**CHALLENGE:** Retype the material in full, keeping every word the same.

Stored data entries:
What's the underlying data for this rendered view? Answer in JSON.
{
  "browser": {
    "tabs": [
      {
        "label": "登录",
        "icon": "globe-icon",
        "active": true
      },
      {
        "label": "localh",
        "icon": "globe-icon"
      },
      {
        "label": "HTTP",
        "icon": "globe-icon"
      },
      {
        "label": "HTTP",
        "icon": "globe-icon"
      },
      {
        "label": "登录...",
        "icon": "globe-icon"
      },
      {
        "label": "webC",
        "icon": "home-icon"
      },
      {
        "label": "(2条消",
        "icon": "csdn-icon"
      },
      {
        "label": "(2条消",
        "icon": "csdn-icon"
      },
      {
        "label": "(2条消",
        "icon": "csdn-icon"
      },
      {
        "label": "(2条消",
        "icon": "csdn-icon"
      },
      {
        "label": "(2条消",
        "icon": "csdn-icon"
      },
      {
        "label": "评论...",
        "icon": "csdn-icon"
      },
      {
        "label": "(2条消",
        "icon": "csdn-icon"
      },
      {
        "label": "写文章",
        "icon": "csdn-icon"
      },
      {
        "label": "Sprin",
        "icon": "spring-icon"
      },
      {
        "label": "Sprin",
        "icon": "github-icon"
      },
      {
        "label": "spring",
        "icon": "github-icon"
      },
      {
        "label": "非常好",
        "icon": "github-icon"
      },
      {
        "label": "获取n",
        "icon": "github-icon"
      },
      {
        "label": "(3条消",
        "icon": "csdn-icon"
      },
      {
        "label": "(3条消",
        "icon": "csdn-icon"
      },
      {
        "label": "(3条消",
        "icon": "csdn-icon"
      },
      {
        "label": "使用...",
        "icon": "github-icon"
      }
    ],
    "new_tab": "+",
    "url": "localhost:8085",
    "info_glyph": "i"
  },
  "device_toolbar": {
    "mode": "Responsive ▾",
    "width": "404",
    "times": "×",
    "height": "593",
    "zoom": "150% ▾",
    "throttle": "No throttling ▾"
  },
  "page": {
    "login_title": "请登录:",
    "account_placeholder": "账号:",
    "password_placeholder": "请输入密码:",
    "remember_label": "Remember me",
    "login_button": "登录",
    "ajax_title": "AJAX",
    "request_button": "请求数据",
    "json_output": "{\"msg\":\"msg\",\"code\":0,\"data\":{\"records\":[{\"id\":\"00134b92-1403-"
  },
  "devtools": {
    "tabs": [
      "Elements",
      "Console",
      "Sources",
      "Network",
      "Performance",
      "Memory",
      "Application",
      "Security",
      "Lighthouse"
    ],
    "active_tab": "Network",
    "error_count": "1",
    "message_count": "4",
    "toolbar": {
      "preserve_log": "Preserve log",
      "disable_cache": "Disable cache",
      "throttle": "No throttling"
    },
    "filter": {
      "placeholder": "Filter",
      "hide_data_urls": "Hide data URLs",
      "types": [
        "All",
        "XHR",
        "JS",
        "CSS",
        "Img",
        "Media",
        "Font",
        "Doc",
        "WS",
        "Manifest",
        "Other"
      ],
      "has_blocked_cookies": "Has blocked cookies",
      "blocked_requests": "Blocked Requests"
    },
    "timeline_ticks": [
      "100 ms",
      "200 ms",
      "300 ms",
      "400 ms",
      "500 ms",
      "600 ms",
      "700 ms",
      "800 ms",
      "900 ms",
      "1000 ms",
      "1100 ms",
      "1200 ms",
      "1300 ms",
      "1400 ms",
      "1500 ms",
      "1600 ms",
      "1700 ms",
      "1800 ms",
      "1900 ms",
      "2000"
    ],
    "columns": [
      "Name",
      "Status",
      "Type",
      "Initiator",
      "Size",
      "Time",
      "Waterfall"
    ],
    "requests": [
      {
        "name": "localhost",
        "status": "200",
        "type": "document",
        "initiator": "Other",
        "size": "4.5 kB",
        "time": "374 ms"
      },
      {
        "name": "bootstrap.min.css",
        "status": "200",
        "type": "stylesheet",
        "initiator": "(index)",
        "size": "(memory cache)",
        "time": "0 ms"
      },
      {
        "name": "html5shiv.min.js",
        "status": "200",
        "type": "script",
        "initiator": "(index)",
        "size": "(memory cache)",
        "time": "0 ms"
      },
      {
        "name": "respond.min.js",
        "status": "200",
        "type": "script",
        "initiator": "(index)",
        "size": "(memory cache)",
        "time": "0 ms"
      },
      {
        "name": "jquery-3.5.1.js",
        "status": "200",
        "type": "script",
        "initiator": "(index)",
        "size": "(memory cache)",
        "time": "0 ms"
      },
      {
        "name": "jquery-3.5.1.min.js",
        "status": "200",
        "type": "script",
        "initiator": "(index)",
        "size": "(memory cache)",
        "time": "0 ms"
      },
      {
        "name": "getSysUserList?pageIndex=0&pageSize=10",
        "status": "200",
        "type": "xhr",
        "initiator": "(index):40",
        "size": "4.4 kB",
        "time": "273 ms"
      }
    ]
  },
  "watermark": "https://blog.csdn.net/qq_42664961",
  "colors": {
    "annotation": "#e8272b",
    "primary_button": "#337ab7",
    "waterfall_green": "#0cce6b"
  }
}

**THE RESULT:**
What's the underlying data for this rendered view? Answer in JSON.
{
  "browser": {
    "tabs": [
      {
        "label": "登录",
        "icon": "globe-icon",
        "active": true
      },
      {
        "label": "localh",
        "icon": "globe-icon"
      },
      {
        "label": "HTTP",
        "icon": "globe-icon"
      },
      {
        "label": "HTTP",
        "icon": "globe-icon"
      },
      {
        "label": "登录...",
        "icon": "globe-icon"
      },
      {
        "label": "webC",
        "icon": "home-icon"
      },
      {
        "label": "(2条消",
        "icon": "csdn-icon"
      },
      {
        "label": "(2条消",
        "icon": "csdn-icon"
      },
      {
        "label": "(2条消",
        "icon": "csdn-icon"
      },
      {
        "label": "(2条消",
        "icon": "csdn-icon"
      },
      {
        "label": "(2条消",
        "icon": "csdn-icon"
      },
      {
        "label": "评论...",
        "icon": "csdn-icon"
      },
      {
        "label": "(2条消",
        "icon": "csdn-icon"
      },
      {
        "label": "写文章",
        "icon": "csdn-icon"
      },
      {
        "label": "Sprin",
        "icon": "spring-icon"
      },
      {
        "label": "Sprin",
        "icon": "github-icon"
      },
      {
        "label": "spring",
        "icon": "github-icon"
      },
      {
        "label": "非常好",
        "icon": "github-icon"
      },
      {
        "label": "获取n",
        "icon": "github-icon"
      },
      {
        "label": "(3条消",
        "icon": "csdn-icon"
      },
      {
        "label": "(3条消",
        "icon": "csdn-icon"
      },
      {
        "label": "(3条消",
        "icon": "csdn-icon"
      },
      {
        "label": "使用...",
        "icon": "github-icon"
      }
    ],
    "new_tab": "+",
    "url": "localhost:8085",
    "info_glyph": "i"
  },
  "device_toolbar": {
    "mode": "Responsive ▾",
    "width": "404",
    "times": "×",
    "height": "593",
    "zoom": "150% ▾",
    "throttle": "No throttling ▾"
  },
  "page": {
    "login_title": "请登录:",
    "account_placeholder": "账号:",
    "password_placeholder": "请输入密码:",
    "remember_label": "Remember me",
    "login_button": "登录",
    "ajax_title": "AJAX",
    "request_button": "请求数据",
    "json_output": "{\"msg\":\"msg\",\"code\":0,\"data\":{\"records\":[{\"id\":\"00134b92-1403-"
  },
  "devtools": {
    "tabs": [
      "Elements",
      "Console",
      "Sources",
      "Network",
      "Performance",
      "Memory",
      "Application",
      "Security",
      "Lighthouse"
    ],
    "active_tab": "Network",
    "error_count": "1",
    "message_count": "4",
    "toolbar": {
      "preserve_log": "Preserve log",
      "disable_cache": "Disable cache",
      "throttle": "No throttling"
    },
    "filter": {
      "placeholder": "Filter",
      "hide_data_urls": "Hide data URLs",
      "types": [
        "All",
        "XHR",
        "JS",
        "CSS",
        "Img",
        "Media",
        "Font",
        "Doc",
        "WS",
        "Manifest",
        "Other"
      ],
      "has_blocked_cookies": "Has blocked cookies",
      "blocked_requests": "Blocked Requests"
    },
    "timeline_ticks": [
      "100 ms",
      "200 ms",
      "300 ms",
      "400 ms",
      "500 ms",
      "600 ms",
      "700 ms",
      "800 ms",
      "900 ms",
      "1000 ms",
      "1100 ms",
      "1200 ms",
      "1300 ms",
      "1400 ms",
      "1500 ms",
      "1600 ms",
      "1700 ms",
      "1800 ms",
      "1900 ms",
      "2000"
    ],
    "columns": [
      "Name",
      "Status",
      "Type",
      "Initiator",
      "Size",
      "Time",
      "Waterfall"
    ],
    "requests": [
      {
        "name": "localhost",
        "status": "200",
        "type": "document",
        "initiator": "Other",
        "size": "4.5 kB",
        "time": "374 ms"
      },
      {
        "name": "bootstrap.min.css",
        "status": "200",
        "type": "stylesheet",
        "initiator": "(index)",
        "size": "(memory cache)",
        "time": "0 ms"
      },
      {
        "name": "html5shiv.min.js",
        "status": "200",
        "type": "script",
        "initiator": "(index)",
        "size": "(memory cache)",
        "time": "0 ms"
      },
      {
        "name": "respond.min.js",
        "status": "200",
        "type": "script",
        "initiator": "(index)",
        "size": "(memory cache)",
        "time": "0 ms"
      },
      {
        "name": "jquery-3.5.1.js",
        "status": "200",
        "type": "script",
        "initiator": "(index)",
        "size": "(memory cache)",
        "time": "0 ms"
      },
      {
        "name": "jquery-3.5.1.min.js",
        "status": "200",
        "type": "script",
        "initiator": "(index)",
        "size": "(memory cache)",
        "time": "0 ms"
      },
      {
        "name": "getSysUserList?pageIndex=0&pageSize=10",
        "status": "200",
        "type": "xhr",
        "initiator": "(index):40",
        "size": "4.4 kB",
        "time": "273 ms"
      }
    ]
  },
  "watermark": "https://blog.csdn.net/qq_42664961",
  "colors": {
    "annotation": "#e8272b",
    "primary_button": "#337ab7",
    "waterfall_green": "#0cce6b"
  }
}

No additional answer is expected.